[Entries taken from a collection]
- - -

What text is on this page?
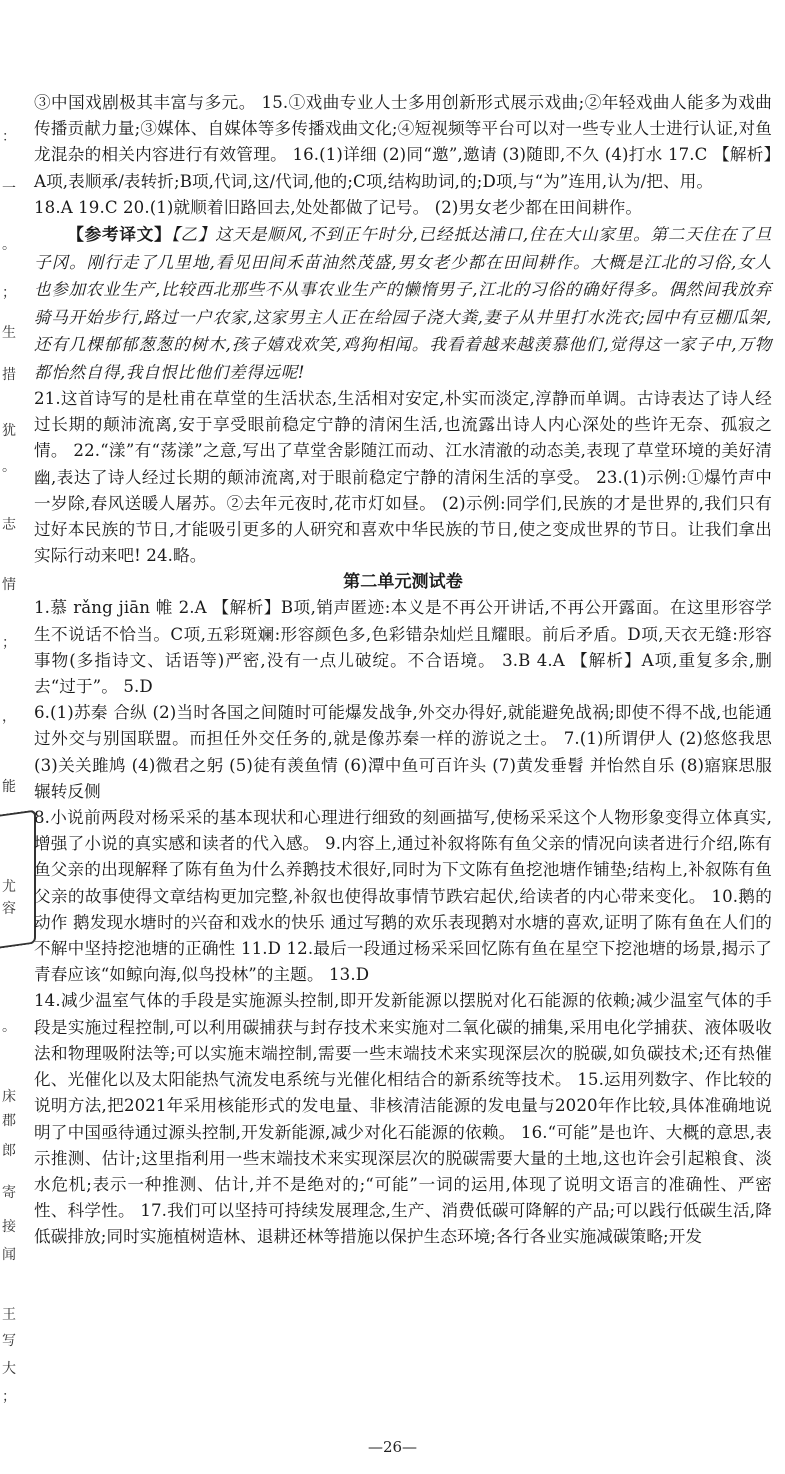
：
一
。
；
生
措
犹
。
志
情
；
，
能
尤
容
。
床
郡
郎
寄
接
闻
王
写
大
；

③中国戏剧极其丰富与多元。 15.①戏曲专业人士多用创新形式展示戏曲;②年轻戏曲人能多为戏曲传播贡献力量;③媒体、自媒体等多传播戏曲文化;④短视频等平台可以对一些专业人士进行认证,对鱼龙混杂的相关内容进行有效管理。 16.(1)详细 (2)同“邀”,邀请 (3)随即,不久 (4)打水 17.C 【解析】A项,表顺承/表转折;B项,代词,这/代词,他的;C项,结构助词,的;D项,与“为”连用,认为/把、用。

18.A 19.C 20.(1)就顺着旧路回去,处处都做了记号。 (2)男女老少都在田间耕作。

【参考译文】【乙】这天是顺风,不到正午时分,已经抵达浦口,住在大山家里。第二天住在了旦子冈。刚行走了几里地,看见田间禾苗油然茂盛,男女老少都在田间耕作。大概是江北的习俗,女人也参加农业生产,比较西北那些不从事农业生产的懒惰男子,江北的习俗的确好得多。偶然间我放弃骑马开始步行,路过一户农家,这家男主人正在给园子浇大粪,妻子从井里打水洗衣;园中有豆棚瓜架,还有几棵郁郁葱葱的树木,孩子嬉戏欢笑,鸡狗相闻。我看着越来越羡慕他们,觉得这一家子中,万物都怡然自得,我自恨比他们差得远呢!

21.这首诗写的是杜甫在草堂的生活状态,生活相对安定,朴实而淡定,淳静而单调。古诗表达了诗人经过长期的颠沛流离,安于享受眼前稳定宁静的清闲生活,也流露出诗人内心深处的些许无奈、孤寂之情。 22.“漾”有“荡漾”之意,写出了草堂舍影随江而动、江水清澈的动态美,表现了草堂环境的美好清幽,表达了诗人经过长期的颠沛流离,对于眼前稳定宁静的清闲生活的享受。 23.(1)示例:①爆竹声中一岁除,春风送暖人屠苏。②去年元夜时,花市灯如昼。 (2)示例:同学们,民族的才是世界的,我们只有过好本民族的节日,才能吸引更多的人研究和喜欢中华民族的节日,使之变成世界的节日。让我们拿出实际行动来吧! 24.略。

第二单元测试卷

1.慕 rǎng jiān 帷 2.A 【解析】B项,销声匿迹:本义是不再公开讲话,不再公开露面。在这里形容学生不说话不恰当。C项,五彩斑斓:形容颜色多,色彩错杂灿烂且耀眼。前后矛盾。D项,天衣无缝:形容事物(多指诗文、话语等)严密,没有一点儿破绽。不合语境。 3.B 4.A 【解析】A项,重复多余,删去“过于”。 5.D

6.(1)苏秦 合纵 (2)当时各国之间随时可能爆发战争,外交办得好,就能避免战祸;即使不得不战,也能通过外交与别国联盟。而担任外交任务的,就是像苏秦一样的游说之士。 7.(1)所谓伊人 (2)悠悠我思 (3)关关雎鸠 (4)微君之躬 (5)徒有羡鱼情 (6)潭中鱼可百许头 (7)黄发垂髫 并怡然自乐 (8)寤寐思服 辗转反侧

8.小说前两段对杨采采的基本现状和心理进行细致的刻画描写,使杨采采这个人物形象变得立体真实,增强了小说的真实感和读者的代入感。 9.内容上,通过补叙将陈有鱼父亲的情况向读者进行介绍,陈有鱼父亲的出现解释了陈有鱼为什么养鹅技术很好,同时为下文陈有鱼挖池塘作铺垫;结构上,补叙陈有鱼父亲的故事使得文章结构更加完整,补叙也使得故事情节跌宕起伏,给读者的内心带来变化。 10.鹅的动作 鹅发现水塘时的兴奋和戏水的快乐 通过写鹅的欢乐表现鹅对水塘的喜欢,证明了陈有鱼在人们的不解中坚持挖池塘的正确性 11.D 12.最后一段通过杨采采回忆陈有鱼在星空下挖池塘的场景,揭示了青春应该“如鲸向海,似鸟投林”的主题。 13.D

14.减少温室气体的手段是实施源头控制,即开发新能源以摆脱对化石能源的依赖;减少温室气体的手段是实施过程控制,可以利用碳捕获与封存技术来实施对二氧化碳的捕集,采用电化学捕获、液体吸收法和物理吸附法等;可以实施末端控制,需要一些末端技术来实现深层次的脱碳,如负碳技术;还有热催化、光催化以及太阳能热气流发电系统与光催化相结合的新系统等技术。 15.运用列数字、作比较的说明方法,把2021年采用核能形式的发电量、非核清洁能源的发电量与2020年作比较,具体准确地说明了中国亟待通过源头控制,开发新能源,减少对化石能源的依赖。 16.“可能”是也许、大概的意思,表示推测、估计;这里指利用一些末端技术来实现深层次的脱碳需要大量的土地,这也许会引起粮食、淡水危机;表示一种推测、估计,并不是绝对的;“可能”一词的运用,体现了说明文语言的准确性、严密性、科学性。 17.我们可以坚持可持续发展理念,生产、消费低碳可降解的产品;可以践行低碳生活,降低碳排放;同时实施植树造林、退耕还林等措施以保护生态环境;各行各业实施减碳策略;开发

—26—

- - -

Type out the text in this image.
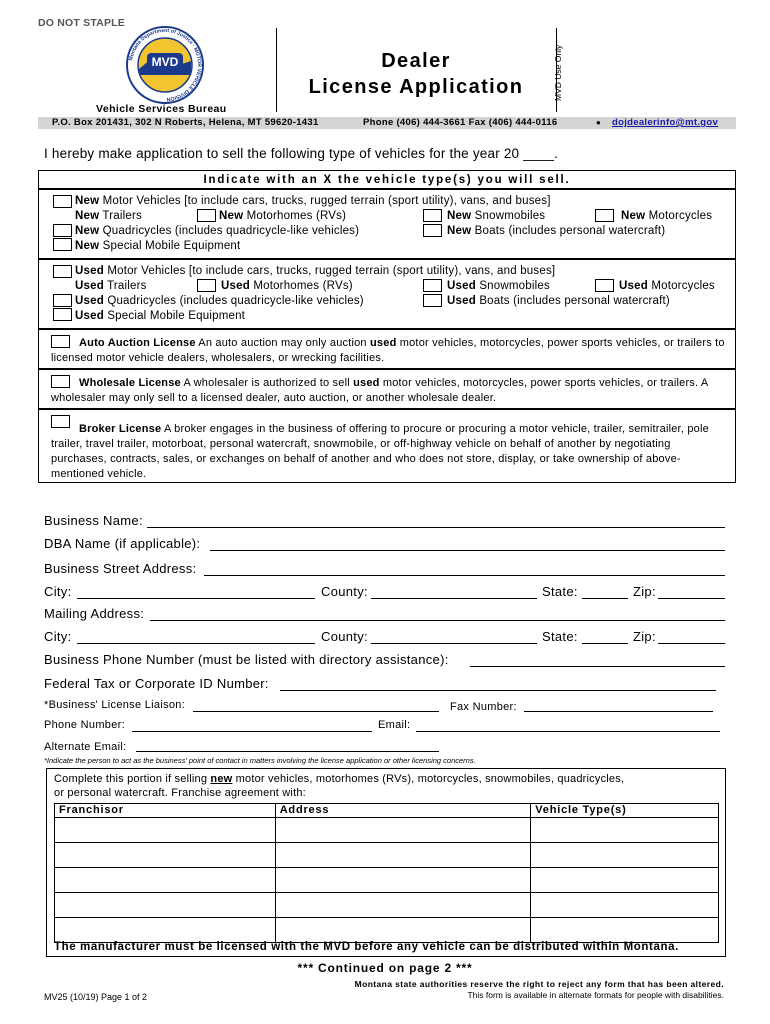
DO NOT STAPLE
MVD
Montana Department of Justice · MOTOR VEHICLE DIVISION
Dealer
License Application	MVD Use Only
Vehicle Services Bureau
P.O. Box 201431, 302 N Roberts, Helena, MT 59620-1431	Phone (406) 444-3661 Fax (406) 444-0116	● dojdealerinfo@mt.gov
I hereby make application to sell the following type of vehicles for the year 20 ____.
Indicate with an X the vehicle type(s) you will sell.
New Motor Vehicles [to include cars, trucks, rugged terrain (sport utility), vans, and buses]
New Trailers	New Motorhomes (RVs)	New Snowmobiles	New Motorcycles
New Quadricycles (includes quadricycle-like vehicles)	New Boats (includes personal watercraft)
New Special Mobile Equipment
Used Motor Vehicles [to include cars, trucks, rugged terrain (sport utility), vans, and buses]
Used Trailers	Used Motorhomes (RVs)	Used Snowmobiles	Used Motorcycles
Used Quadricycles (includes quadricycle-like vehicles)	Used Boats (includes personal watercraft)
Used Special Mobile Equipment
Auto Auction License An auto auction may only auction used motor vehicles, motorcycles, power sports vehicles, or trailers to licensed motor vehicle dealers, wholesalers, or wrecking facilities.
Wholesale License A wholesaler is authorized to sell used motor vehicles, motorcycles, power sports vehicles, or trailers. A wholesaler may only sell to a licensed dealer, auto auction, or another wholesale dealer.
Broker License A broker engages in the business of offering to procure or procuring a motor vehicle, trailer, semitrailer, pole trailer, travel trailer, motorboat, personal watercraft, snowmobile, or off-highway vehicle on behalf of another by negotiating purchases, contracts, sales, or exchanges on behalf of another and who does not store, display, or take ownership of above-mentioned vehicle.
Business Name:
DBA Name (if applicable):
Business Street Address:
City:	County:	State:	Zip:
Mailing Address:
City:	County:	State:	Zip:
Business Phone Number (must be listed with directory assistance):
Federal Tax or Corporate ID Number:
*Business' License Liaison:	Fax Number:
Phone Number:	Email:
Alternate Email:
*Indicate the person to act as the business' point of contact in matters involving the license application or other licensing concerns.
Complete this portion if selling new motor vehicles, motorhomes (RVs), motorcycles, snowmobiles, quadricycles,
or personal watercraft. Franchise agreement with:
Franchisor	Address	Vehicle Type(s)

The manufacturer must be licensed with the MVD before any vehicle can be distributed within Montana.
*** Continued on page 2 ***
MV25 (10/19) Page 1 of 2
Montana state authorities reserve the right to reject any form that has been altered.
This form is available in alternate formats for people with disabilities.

- - -

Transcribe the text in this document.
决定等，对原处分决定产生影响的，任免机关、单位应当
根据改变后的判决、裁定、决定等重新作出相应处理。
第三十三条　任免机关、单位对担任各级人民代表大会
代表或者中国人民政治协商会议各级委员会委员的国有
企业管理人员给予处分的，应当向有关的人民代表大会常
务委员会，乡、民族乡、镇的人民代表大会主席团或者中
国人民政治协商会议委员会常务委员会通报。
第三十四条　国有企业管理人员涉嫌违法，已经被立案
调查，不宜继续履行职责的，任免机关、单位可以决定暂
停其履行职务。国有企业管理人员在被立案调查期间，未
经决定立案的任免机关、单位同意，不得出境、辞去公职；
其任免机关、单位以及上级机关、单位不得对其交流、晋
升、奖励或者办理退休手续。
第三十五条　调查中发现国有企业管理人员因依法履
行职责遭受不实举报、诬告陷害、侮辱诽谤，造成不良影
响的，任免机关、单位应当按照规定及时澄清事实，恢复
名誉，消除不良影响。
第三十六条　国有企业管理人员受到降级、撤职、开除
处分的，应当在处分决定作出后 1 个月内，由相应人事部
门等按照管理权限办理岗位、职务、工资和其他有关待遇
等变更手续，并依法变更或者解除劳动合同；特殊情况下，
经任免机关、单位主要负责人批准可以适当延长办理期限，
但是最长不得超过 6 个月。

- - -

- _Stated goal_: Scan the data above and copy every line with "trucks" in it.

- _Output of the exercise_:
New Motor Vehicles [to include cars, trucks, rugged terrain (sport utility), vans, and buses]
Used Motor Vehicles [to include cars, trucks, rugged terrain (sport utility), vans, and buses]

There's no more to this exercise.